Data extracted from a collection:
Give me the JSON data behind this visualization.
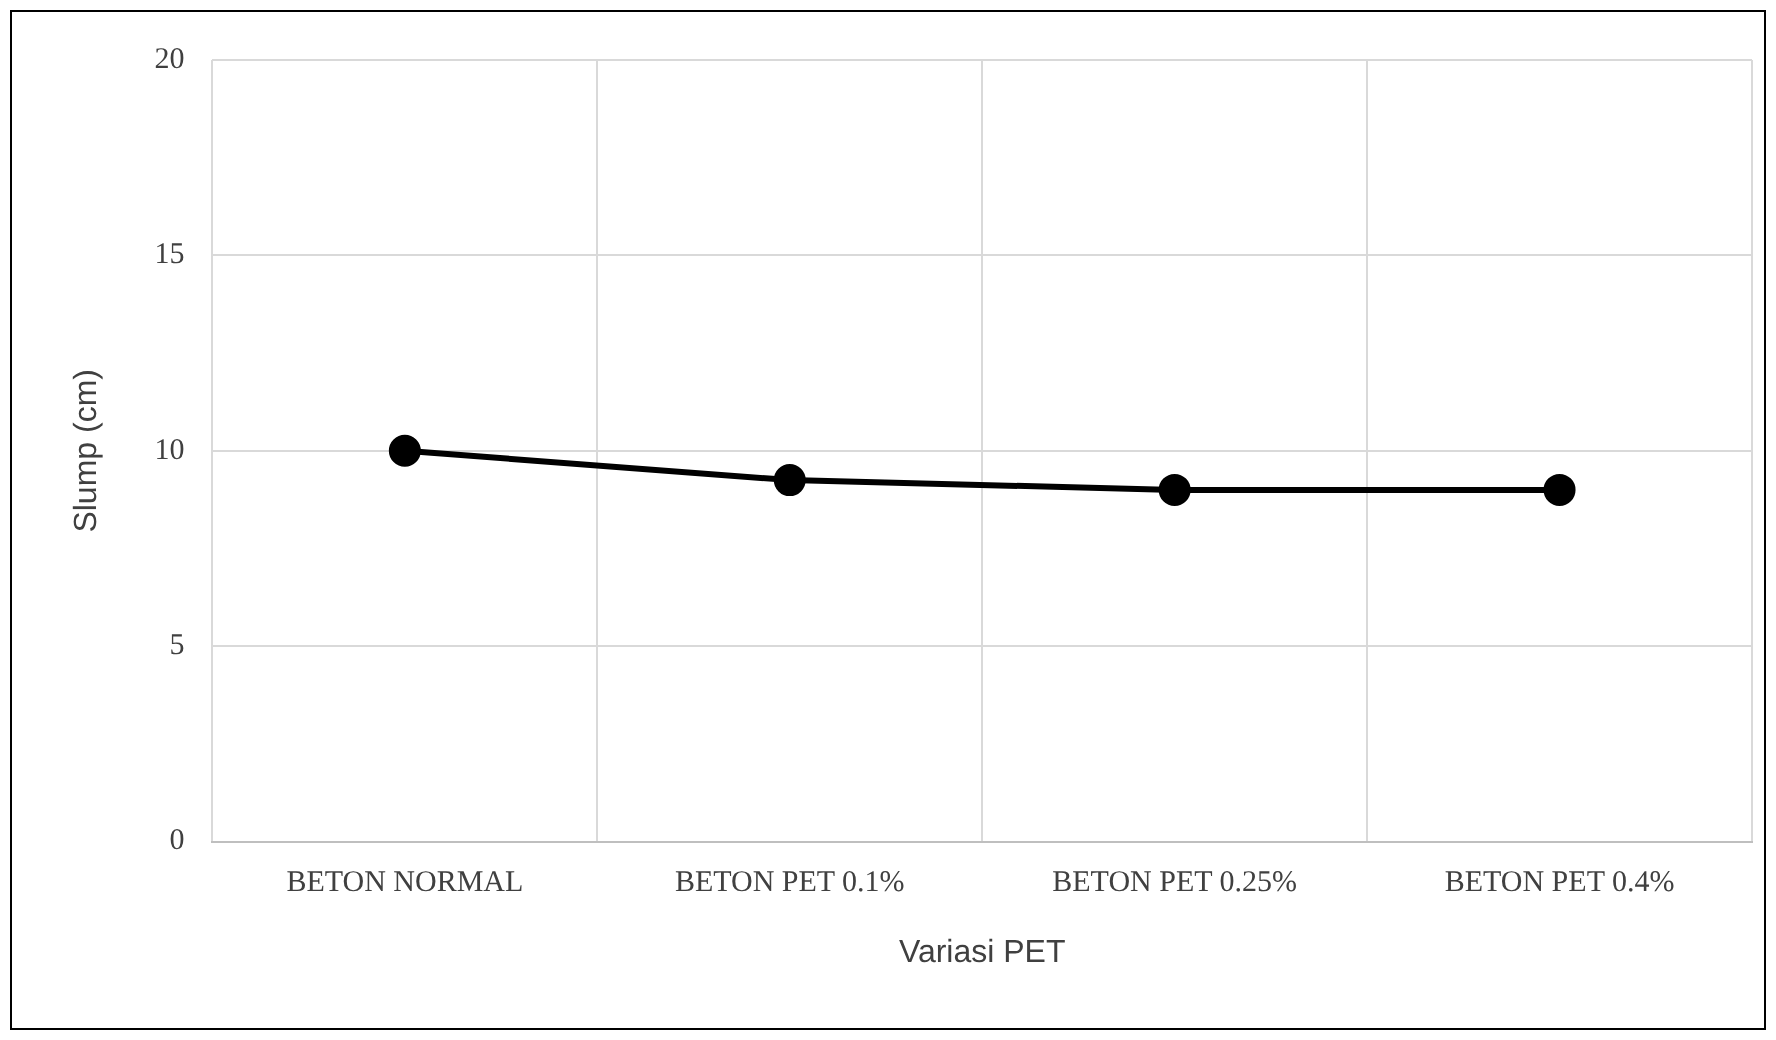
{
  "chart_data": {
    "type": "line",
    "xlabel": "Variasi PET",
    "ylabel": "Slump (cm)",
    "categories": [
      "BETON NORMAL",
      "BETON PET 0.1%",
      "BETON PET 0.25%",
      "BETON PET 0.4%"
    ],
    "series": [
      {
        "color": "#000000",
        "values": [
          10,
          9.25,
          9,
          9
        ]
      }
    ],
    "ylim": [
      0,
      20
    ],
    "yticks": [
      0,
      5,
      10,
      15,
      20
    ],
    "grid": true,
    "legend": false,
    "marker": "circle",
    "line_style": "solid"
  }
}
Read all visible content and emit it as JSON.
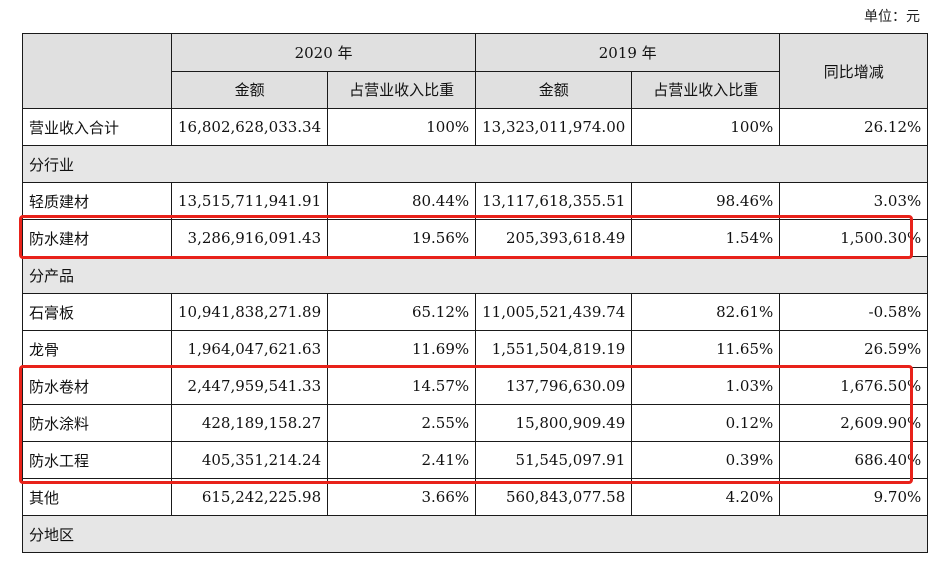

• TASK INSTRUCTIONS:
Do not include the images; transcribe the rest of the listing exactly.

• RESPONSE:
Give me the JSON data behind this visualization.
{
  "chart_data": {
    "type": "line",
    "xlabel": "Variasi PET",
    "ylabel": "Slump (cm)",
    "categories": [
      "BETON NORMAL",
      "BETON PET 0.1%",
      "BETON PET 0.25%",
      "BETON PET 0.4%"
    ],
    "series": [
      {
        "color": "#000000",
        "values": [
          10,
          9.25,
          9,
          9
        ]
      }
    ],
    "ylim": [
      0,
      20
    ],
    "yticks": [
      0,
      5,
      10,
      15,
      20
    ],
    "grid": true,
    "legend": false,
    "marker": "circle",
    "line_style": "solid"
  }
}
Read all visible content and emit it as JSON.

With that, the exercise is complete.